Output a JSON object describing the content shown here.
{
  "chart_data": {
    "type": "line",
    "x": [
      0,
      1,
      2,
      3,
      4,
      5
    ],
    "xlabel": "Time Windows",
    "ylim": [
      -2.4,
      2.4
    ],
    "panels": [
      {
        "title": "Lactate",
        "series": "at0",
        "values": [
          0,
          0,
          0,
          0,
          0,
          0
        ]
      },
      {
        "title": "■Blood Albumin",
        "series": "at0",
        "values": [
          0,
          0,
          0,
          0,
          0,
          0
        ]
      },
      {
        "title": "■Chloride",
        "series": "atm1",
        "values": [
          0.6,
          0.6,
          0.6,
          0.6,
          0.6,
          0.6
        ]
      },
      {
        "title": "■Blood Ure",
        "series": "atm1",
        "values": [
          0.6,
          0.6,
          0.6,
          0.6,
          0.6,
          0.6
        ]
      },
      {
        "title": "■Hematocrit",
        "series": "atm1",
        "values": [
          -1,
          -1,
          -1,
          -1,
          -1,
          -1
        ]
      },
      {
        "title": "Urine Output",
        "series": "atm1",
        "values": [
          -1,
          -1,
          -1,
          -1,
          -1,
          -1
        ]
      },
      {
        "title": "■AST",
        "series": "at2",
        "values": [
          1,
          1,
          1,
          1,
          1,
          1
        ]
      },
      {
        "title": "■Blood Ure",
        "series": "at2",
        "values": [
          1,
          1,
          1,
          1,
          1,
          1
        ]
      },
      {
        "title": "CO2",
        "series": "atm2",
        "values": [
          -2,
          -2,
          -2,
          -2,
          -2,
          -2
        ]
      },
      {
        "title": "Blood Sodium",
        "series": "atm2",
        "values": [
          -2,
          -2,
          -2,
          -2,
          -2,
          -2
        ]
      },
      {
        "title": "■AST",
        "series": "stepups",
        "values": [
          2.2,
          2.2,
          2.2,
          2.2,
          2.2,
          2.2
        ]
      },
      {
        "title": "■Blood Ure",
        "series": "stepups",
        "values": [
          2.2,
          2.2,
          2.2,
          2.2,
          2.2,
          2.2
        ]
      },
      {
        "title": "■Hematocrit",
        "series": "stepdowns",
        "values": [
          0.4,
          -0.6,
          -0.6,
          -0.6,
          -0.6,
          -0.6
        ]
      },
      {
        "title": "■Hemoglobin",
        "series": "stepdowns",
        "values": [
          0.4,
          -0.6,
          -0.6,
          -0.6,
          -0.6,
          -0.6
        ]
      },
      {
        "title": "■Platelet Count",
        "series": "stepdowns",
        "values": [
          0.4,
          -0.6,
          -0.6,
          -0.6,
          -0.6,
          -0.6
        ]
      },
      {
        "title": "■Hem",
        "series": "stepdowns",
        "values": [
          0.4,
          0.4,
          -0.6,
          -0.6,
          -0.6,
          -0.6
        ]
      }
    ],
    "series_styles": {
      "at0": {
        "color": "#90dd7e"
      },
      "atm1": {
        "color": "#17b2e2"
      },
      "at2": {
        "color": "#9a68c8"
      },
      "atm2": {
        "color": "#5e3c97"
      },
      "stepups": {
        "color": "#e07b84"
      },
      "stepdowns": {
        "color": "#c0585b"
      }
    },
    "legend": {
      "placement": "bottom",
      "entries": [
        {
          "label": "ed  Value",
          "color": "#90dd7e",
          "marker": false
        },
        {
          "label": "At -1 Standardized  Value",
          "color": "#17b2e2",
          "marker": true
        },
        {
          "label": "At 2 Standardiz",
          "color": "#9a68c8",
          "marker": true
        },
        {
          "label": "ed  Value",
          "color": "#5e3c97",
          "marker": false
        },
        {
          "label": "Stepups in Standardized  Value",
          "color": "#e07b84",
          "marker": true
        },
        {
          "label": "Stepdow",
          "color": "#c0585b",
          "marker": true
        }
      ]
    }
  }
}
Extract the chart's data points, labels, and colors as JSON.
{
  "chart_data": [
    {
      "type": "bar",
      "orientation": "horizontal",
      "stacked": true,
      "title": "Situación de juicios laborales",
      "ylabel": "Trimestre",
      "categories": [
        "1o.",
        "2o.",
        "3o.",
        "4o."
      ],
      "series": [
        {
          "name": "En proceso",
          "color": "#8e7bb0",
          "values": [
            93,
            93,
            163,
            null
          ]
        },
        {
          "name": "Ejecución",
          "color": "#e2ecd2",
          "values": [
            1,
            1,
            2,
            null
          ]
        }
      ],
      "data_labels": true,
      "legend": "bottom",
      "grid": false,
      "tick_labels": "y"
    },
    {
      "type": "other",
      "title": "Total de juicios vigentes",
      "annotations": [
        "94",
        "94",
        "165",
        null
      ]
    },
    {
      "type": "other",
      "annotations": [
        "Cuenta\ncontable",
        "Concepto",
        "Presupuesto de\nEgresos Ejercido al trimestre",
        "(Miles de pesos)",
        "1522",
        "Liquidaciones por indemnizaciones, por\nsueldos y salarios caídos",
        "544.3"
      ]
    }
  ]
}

━━━━━━━━━━

### EXERCISE
Say how many lines of the data hold the string "Standardized". Reply with the number alone.

### REPLY TO THE TASK
2